→ YOUR GOAL: Collect each line holding the string "noise".

→ GIVEN DATA:

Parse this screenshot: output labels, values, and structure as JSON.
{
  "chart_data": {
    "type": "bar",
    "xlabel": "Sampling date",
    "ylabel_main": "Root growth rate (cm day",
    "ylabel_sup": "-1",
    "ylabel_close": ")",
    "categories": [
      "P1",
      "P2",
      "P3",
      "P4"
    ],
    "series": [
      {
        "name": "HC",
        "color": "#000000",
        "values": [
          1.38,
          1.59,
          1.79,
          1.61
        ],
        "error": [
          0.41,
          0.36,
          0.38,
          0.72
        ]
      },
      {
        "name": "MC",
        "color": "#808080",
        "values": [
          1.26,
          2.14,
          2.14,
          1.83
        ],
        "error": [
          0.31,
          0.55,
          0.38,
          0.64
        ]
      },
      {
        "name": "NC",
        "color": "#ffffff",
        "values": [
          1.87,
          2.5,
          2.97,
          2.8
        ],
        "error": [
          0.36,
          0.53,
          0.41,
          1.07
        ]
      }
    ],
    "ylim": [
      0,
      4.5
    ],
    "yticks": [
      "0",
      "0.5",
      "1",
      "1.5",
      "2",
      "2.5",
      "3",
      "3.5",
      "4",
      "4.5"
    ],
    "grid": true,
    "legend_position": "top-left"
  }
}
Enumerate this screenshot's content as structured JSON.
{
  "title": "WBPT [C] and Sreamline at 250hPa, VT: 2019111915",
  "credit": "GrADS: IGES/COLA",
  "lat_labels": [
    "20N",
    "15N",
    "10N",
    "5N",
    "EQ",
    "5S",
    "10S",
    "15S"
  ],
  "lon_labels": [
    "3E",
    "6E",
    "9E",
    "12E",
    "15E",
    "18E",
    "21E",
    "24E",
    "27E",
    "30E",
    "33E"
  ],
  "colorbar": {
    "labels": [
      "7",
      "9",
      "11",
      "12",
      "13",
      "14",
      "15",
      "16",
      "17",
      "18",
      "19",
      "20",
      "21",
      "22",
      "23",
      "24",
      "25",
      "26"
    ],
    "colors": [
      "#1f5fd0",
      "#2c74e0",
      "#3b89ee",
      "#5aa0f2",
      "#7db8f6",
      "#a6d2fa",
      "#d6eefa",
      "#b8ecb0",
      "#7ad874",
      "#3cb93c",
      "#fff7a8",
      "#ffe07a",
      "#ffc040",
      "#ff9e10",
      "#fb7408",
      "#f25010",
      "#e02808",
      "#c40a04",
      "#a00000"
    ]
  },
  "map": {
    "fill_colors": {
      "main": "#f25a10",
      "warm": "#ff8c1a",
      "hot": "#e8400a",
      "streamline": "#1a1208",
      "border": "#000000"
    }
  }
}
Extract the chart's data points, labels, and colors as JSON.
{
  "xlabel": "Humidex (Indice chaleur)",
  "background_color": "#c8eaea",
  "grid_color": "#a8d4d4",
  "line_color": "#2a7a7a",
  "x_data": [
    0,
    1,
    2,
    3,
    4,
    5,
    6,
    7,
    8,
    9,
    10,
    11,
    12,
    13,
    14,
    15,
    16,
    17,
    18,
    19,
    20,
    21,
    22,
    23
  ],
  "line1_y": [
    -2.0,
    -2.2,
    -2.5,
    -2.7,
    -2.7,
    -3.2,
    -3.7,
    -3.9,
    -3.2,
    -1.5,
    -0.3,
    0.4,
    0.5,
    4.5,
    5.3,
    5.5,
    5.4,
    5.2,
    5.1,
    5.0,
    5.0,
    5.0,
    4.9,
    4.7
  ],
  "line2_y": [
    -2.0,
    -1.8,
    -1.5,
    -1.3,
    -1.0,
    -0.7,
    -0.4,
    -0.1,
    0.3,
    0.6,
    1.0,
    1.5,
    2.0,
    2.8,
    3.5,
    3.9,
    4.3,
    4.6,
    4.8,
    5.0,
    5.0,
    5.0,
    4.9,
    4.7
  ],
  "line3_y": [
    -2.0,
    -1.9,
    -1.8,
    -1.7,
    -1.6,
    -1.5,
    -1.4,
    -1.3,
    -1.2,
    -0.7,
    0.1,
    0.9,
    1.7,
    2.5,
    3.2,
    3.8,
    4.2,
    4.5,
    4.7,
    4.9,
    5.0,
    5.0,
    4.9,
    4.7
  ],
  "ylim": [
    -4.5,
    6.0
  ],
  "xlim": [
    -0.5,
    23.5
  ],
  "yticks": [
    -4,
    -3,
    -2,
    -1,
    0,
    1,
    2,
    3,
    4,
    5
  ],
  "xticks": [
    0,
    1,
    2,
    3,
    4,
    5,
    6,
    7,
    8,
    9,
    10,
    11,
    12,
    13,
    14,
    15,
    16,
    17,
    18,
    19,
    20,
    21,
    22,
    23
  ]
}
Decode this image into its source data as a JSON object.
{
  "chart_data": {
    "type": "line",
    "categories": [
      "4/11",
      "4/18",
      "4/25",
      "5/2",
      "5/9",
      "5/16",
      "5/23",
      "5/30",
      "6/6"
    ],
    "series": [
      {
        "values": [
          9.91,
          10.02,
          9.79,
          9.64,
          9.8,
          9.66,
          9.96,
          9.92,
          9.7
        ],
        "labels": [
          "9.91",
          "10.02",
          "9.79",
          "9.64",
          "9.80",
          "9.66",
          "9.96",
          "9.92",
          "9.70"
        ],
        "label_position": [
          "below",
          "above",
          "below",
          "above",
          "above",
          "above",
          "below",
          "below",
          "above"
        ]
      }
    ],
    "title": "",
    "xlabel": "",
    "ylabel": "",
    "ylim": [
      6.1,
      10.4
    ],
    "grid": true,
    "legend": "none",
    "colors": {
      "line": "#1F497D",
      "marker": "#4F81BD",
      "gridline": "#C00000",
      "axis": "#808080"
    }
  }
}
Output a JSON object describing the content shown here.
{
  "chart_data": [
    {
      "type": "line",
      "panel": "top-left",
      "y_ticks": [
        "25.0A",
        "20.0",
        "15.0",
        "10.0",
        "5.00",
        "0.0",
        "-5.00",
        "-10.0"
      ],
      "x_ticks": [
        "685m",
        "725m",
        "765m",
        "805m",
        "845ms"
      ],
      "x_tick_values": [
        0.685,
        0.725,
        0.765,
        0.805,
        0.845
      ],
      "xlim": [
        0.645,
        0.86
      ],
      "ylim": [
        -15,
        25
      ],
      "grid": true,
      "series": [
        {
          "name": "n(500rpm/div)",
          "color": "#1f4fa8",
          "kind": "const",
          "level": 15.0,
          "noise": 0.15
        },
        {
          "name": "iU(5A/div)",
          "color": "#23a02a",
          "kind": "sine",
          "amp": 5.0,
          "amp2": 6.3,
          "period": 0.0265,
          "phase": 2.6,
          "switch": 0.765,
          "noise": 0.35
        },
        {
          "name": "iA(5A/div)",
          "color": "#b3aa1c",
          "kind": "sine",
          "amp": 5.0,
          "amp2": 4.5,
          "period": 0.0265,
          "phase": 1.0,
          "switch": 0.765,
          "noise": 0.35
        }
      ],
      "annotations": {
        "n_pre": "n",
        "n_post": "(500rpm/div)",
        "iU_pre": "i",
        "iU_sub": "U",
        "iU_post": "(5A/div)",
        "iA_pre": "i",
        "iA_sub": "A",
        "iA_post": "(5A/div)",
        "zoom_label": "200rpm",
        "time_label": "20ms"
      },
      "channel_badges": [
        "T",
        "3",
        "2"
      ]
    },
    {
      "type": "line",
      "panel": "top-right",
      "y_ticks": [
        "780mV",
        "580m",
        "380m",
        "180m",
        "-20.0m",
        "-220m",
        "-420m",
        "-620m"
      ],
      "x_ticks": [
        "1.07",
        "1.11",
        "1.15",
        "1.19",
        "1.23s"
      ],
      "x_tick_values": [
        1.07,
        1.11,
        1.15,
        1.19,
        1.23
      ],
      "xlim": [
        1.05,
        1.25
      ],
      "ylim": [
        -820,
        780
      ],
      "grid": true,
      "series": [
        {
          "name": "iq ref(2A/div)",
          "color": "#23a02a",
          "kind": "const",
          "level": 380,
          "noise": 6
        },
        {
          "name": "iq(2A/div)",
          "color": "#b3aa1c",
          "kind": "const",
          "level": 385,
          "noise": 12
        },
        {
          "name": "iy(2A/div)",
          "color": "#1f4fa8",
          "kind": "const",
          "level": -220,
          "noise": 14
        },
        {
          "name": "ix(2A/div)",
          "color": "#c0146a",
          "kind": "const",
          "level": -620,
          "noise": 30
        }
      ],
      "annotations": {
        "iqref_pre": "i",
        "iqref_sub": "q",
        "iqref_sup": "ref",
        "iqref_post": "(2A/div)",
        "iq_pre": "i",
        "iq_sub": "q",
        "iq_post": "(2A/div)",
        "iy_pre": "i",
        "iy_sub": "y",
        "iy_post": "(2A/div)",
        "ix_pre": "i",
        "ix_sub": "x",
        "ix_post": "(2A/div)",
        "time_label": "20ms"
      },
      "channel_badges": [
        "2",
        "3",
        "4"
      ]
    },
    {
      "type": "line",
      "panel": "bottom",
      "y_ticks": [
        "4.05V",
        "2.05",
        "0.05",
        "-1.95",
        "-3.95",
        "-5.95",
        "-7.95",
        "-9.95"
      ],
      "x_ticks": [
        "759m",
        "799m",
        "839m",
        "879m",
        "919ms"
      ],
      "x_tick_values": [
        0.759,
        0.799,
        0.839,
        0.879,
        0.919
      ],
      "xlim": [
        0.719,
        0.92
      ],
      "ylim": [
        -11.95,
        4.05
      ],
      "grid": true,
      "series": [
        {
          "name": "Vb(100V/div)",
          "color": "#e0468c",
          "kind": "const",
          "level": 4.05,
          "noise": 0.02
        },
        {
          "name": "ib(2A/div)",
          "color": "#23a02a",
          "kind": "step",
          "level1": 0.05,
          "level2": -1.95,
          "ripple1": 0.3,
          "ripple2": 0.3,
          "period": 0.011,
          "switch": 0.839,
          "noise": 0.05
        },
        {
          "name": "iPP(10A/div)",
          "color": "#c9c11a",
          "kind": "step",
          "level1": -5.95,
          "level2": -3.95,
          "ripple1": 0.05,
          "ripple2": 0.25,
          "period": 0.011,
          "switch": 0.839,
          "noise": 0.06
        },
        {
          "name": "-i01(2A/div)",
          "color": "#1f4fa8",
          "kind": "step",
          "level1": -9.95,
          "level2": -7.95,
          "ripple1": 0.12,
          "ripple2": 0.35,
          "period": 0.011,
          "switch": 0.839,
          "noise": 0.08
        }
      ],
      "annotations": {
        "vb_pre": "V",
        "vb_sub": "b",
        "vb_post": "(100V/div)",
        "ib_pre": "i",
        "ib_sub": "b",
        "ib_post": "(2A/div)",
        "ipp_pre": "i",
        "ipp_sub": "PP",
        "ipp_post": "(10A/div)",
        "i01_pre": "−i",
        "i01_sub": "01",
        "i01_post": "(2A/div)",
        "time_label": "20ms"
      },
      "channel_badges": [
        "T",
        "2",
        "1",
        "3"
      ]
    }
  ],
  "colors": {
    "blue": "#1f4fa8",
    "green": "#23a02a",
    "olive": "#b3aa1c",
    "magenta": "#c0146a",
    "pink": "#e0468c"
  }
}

→ SOLUTION TO THE EXERCISE:
          "noise": 0.15
          "noise": 0.35
          "noise": 0.35
          "noise": 6
          "noise": 12
          "noise": 14
          "noise": 30
          "noise": 0.02
          "noise": 0.05
          "noise": 0.06
          "noise": 0.08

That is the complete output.